Rename every "legend-label" in the records below to "legend-entry" and keep everything else unchanged. Leave the pictures out of your answer.

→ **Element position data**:
# # # # #

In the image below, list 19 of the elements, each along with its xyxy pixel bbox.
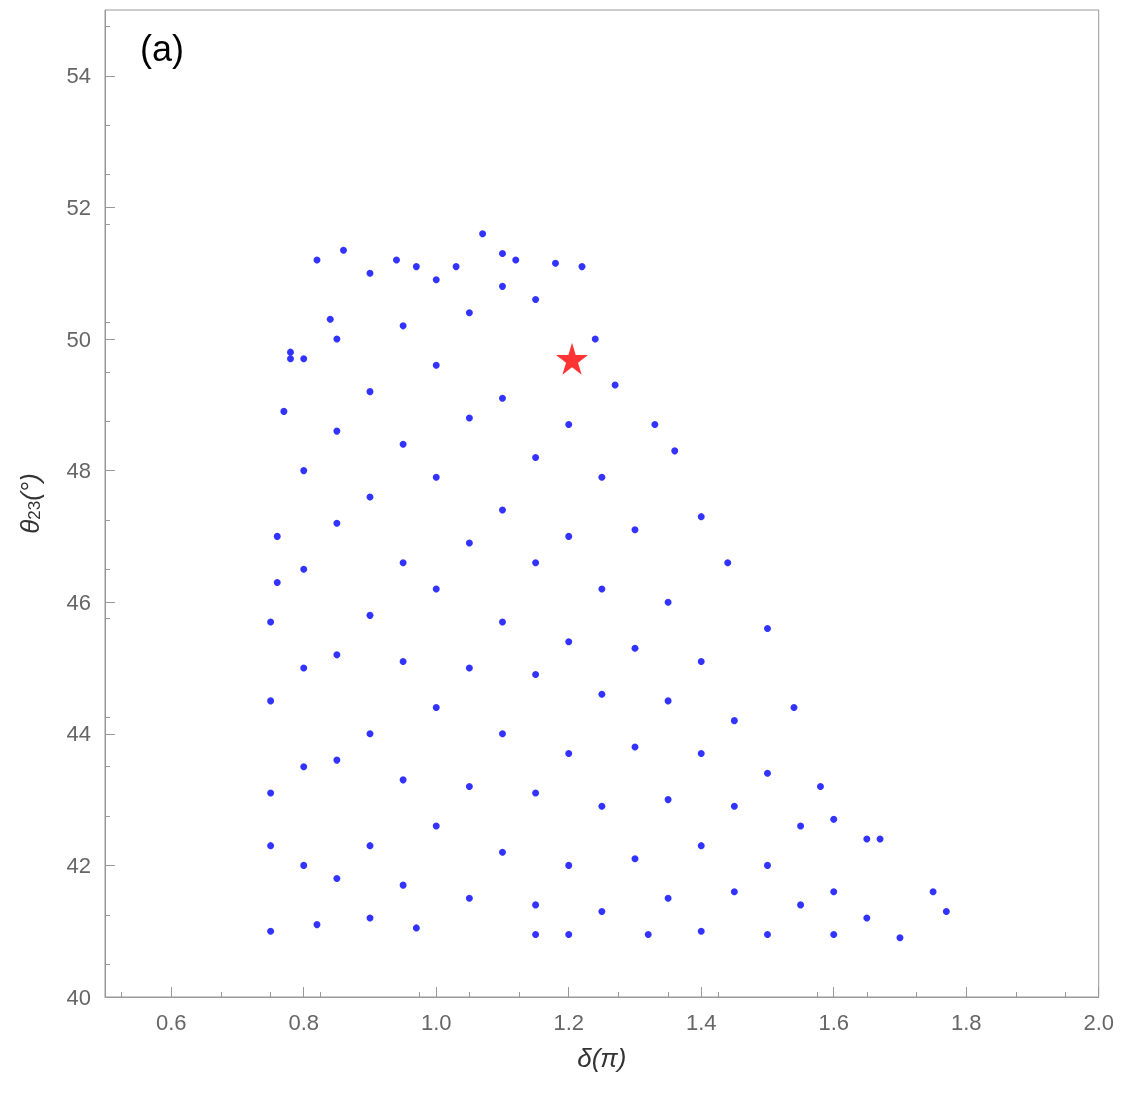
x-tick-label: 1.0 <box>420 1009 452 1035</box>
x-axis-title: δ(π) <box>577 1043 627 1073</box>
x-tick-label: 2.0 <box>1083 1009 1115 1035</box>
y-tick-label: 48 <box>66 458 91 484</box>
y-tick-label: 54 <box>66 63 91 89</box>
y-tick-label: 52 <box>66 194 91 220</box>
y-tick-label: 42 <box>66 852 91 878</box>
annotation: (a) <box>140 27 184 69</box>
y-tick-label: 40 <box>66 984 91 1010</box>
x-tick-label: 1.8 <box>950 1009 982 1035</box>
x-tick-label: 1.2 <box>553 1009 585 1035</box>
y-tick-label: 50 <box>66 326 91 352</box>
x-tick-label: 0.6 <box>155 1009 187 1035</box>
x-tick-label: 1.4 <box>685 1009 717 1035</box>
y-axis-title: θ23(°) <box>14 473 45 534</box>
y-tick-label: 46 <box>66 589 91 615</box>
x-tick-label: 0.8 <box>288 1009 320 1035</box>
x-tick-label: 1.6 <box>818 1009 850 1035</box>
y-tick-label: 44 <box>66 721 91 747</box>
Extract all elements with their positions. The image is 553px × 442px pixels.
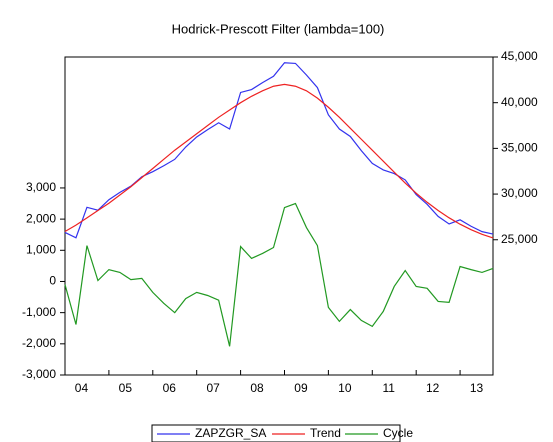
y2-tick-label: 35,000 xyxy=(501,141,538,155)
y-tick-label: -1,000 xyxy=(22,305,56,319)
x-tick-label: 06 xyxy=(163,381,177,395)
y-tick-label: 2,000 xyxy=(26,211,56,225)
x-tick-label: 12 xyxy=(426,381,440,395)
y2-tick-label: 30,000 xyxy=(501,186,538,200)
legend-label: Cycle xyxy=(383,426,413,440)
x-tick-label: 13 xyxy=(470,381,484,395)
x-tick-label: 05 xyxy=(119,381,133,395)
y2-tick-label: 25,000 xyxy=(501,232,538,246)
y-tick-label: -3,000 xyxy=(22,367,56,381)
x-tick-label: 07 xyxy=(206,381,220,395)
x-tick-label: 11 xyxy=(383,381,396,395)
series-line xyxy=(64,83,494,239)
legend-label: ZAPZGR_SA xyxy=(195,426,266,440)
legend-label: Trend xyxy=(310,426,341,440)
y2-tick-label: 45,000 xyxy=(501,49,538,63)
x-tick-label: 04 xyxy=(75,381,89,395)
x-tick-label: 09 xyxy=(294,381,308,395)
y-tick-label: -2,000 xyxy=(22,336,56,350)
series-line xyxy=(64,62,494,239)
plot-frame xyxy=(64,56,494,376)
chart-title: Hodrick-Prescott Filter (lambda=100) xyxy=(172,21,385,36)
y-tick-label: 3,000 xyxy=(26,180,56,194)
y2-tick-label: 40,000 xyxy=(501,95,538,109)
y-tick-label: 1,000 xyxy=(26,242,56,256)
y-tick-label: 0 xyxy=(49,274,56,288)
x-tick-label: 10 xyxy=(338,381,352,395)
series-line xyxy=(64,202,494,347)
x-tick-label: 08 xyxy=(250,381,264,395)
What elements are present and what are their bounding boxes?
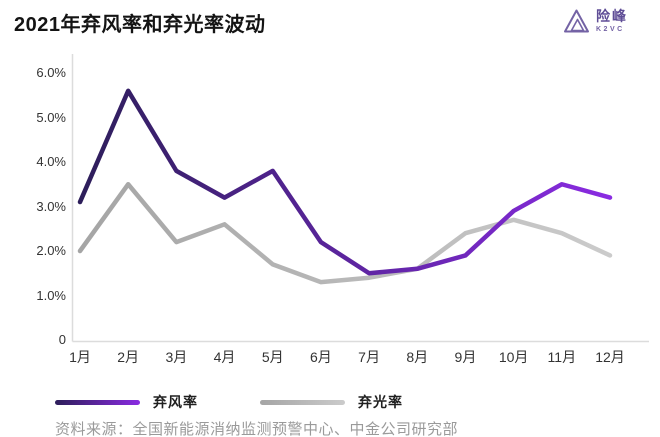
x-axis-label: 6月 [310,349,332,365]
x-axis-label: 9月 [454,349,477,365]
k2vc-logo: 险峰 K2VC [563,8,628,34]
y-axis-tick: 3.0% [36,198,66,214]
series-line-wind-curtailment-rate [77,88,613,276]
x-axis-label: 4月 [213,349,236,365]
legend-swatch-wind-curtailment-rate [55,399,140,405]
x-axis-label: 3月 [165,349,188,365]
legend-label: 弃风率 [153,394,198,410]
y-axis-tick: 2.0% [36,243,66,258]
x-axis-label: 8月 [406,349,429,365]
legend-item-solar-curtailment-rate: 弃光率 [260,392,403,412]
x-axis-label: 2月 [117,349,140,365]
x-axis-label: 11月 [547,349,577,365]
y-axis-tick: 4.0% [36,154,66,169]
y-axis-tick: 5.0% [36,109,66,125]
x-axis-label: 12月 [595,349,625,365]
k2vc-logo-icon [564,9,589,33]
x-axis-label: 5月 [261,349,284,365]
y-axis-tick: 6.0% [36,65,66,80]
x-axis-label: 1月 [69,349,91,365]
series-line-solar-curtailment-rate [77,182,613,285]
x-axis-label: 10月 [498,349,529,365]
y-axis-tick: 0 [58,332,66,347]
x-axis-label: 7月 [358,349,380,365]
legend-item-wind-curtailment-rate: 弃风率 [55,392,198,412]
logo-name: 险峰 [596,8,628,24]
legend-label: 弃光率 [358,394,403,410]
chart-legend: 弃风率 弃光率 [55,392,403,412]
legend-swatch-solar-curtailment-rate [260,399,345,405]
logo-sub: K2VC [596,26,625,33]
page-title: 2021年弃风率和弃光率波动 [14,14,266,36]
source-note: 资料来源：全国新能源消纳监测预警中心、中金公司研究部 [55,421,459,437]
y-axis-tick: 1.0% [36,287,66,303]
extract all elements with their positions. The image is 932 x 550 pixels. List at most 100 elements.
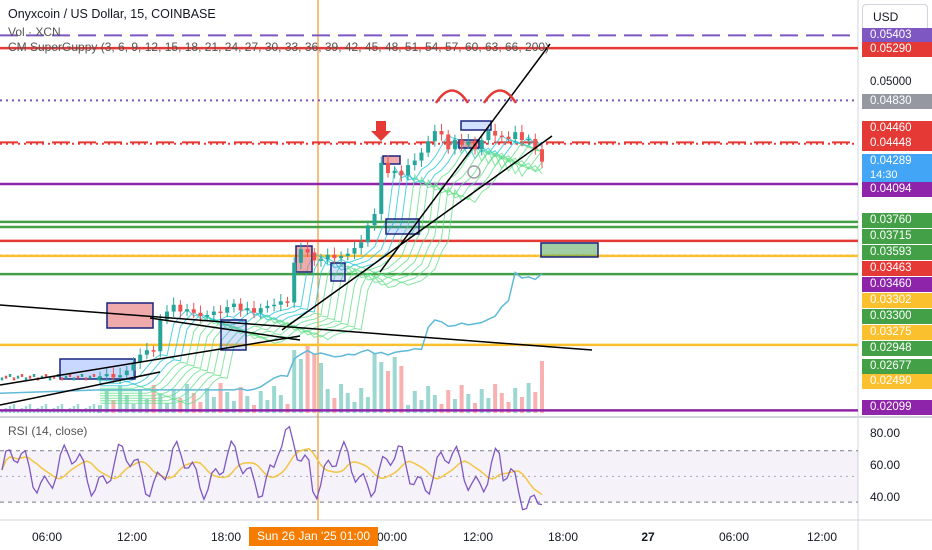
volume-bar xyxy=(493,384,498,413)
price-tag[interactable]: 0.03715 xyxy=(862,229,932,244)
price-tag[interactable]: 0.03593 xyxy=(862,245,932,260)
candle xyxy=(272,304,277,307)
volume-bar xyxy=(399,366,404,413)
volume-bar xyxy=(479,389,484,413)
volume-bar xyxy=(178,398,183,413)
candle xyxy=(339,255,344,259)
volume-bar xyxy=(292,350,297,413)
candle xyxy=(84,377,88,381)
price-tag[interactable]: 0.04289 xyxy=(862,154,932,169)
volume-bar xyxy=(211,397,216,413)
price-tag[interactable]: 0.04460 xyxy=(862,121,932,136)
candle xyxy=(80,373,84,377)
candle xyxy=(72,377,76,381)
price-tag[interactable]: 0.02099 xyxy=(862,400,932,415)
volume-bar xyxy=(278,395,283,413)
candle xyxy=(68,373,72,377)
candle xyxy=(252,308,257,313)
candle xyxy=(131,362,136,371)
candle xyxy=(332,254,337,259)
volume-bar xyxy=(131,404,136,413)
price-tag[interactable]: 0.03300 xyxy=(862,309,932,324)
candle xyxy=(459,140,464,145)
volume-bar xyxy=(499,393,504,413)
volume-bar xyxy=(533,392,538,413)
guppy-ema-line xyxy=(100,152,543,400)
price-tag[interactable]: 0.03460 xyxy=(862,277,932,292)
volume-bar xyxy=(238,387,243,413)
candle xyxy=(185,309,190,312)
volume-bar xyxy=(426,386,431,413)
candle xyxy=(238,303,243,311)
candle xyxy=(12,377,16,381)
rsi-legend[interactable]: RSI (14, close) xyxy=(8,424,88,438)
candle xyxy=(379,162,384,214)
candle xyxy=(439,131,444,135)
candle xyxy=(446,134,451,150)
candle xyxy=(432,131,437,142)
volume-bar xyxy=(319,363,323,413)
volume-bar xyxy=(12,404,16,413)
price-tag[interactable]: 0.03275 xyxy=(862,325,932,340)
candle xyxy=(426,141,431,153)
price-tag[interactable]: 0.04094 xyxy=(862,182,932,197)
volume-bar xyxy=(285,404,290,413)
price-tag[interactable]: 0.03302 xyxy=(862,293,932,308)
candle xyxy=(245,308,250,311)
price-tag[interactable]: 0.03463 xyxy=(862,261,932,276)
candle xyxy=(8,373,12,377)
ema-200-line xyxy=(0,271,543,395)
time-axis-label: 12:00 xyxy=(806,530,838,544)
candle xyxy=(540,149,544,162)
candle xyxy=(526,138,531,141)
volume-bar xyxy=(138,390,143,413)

# # # # #

→ **Exercise result**:
In the image below, list 19 of the elements, each along with its xyxy pixel bbox.
x-tick-label: 1.0 <box>420 1009 452 1035</box>
x-axis-title: δ(π) <box>577 1043 627 1073</box>
x-tick-label: 2.0 <box>1083 1009 1115 1035</box>
y-tick-label: 48 <box>66 458 91 484</box>
y-tick-label: 54 <box>66 63 91 89</box>
y-tick-label: 52 <box>66 194 91 220</box>
y-tick-label: 42 <box>66 852 91 878</box>
annotation: (a) <box>140 27 184 69</box>
y-tick-label: 40 <box>66 984 91 1010</box>
x-tick-label: 1.8 <box>950 1009 982 1035</box>
x-tick-label: 1.2 <box>553 1009 585 1035</box>
y-tick-label: 50 <box>66 326 91 352</box>
x-tick-label: 0.6 <box>155 1009 187 1035</box>
x-tick-label: 1.4 <box>685 1009 717 1035</box>
y-axis-title: θ23(°) <box>14 473 45 534</box>
y-tick-label: 46 <box>66 589 91 615</box>
x-tick-label: 0.8 <box>288 1009 320 1035</box>
x-tick-label: 1.6 <box>818 1009 850 1035</box>
y-tick-label: 44 <box>66 721 91 747</box>
Extract all elements with their positions. The image is 553px × 442px pixels.
y2-tick-label: 35,000 xyxy=(501,141,538,155)
y-tick-label: -1,000 xyxy=(22,305,56,319)
x-tick-label: 06 xyxy=(163,381,177,395)
y-tick-label: 2,000 xyxy=(26,211,56,225)
x-tick-label: 12 xyxy=(426,381,440,395)
y2-tick-label: 30,000 xyxy=(501,186,538,200)
legend-entry: Cycle xyxy=(383,426,413,440)
x-tick-label: 13 xyxy=(470,381,484,395)
x-tick-label: 05 xyxy=(119,381,133,395)
y2-tick-label: 25,000 xyxy=(501,232,538,246)
y-tick-label: -3,000 xyxy=(22,367,56,381)
x-tick-label: 07 xyxy=(206,381,220,395)
x-tick-label: 11 xyxy=(383,381,396,395)
series-line xyxy=(64,83,494,239)
legend-entry: ZAPZGR_SA xyxy=(195,426,266,440)
legend-entry: Trend xyxy=(310,426,341,440)
y2-tick-label: 45,000 xyxy=(501,49,538,63)
x-tick-label: 04 xyxy=(75,381,89,395)
x-tick-label: 09 xyxy=(294,381,308,395)
y-tick-label: -2,000 xyxy=(22,336,56,350)
series-line xyxy=(64,62,494,239)
plot-frame xyxy=(64,56,494,376)
chart-title: Hodrick-Prescott Filter (lambda=100) xyxy=(172,21,385,36)
y-tick-label: 3,000 xyxy=(26,180,56,194)
y2-tick-label: 40,000 xyxy=(501,95,538,109)
y-tick-label: 1,000 xyxy=(26,242,56,256)
y-tick-label: 0 xyxy=(49,274,56,288)
x-tick-label: 10 xyxy=(338,381,352,395)
series-line xyxy=(64,202,494,347)
x-tick-label: 08 xyxy=(250,381,264,395)
What elements are present and what are their bounding boxes?
x-axis-label: 6月 [310,349,332,365]
x-axis-label: 9月 [454,349,477,365]
k2vc-logo: 险峰 K2VC [563,8,628,34]
y-axis-tick: 3.0% [36,198,66,214]
series-line-wind-curtailment-rate [77,88,613,276]
x-axis-label: 4月 [213,349,236,365]
legend-swatch-wind-curtailment-rate [55,399,140,405]
x-axis-label: 3月 [165,349,188,365]
legend-entry: 弃风率 [153,394,198,410]
y-axis-tick: 2.0% [36,243,66,258]
x-axis-label: 8月 [406,349,429,365]
legend-item-solar-curtailment-rate: 弃光率 [260,392,403,412]
x-axis-label: 2月 [117,349,140,365]
x-axis-label: 11月 [547,349,577,365]
y-axis-tick: 4.0% [36,154,66,169]
y-axis-tick: 5.0% [36,109,66,125]
x-axis-label: 12月 [595,349,625,365]
k2vc-logo-icon [564,9,589,33]
x-axis-label: 5月 [261,349,284,365]
y-axis-tick: 6.0% [36,65,66,80]
x-axis-label: 1月 [69,349,91,365]
series-line-solar-curtailment-rate [77,182,613,285]
x-axis-label: 10月 [498,349,529,365]
y-axis-tick: 0 [58,332,66,347]
x-axis-label: 7月 [358,349,380,365]
legend-item-wind-curtailment-rate: 弃风率 [55,392,198,412]
logo-name: 险峰 [596,8,628,24]
legend-entry: 弃光率 [358,394,403,410]
chart-legend: 弃风率 弃光率 [55,392,403,412]
legend-swatch-solar-curtailment-rate [260,399,345,405]
logo-sub: K2VC [596,26,625,33]
page-title: 2021年弃风率和弃光率波动 [14,14,266,36]
source-note: 资料来源：全国新能源消纳监测预警中心、中金公司研究部 [55,421,459,437]
y-axis-tick: 1.0% [36,287,66,303]
extract all elements with their positions. The image is 932 x 550 pixels. List at most 100 elements.
volume-bar xyxy=(493,384,498,413)
price-tag[interactable]: 0.03715 xyxy=(862,229,932,244)
price-tag[interactable]: 0.03593 xyxy=(862,245,932,260)
candle xyxy=(272,304,277,307)
volume-bar xyxy=(399,366,404,413)
volume-bar xyxy=(479,389,484,413)
volume-bar xyxy=(178,398,183,413)
candle xyxy=(339,255,344,259)
volume-bar xyxy=(292,350,297,413)
candle xyxy=(84,377,88,381)
price-tag[interactable]: 0.04289 xyxy=(862,154,932,169)
volume-bar xyxy=(211,397,216,413)
price-tag[interactable]: 0.04460 xyxy=(862,121,932,136)
candle xyxy=(80,373,84,377)
candle xyxy=(72,377,76,381)
price-tag[interactable]: 0.02099 xyxy=(862,400,932,415)
volume-bar xyxy=(278,395,283,413)
candle xyxy=(68,373,72,377)
candle xyxy=(252,308,257,313)
candle xyxy=(131,362,136,371)
candle xyxy=(332,254,337,259)
volume-bar xyxy=(131,404,136,413)
price-tag[interactable]: 0.03300 xyxy=(862,309,932,324)
candle xyxy=(459,140,464,145)
volume-bar xyxy=(499,393,504,413)
volume-bar xyxy=(533,392,538,413)
guppy-ema-line xyxy=(100,152,543,400)
price-tag[interactable]: 0.03460 xyxy=(862,277,932,292)
volume-bar xyxy=(238,387,243,413)
candle xyxy=(185,309,190,312)
volume-bar xyxy=(426,386,431,413)
candle xyxy=(238,303,243,311)
candle xyxy=(12,377,16,381)
rsi-legend[interactable]: RSI (14, close) xyxy=(8,424,88,438)
candle xyxy=(379,162,384,214)
candle xyxy=(439,131,444,135)
candle xyxy=(446,134,451,150)
candle xyxy=(432,131,437,142)
volume-bar xyxy=(319,363,323,413)
volume-bar xyxy=(12,404,16,413)
price-tag[interactable]: 0.03275 xyxy=(862,325,932,340)
candle xyxy=(426,141,431,153)
price-tag[interactable]: 0.04094 xyxy=(862,182,932,197)
volume-bar xyxy=(285,404,290,413)
price-tag[interactable]: 0.03302 xyxy=(862,293,932,308)
candle xyxy=(245,308,250,311)
price-tag[interactable]: 0.03463 xyxy=(862,261,932,276)
candle xyxy=(8,373,12,377)
ema-200-line xyxy=(0,271,543,395)
time-axis-label: 12:00 xyxy=(806,530,838,544)
candle xyxy=(540,149,544,162)
candle xyxy=(526,138,531,141)
volume-bar xyxy=(138,390,143,413)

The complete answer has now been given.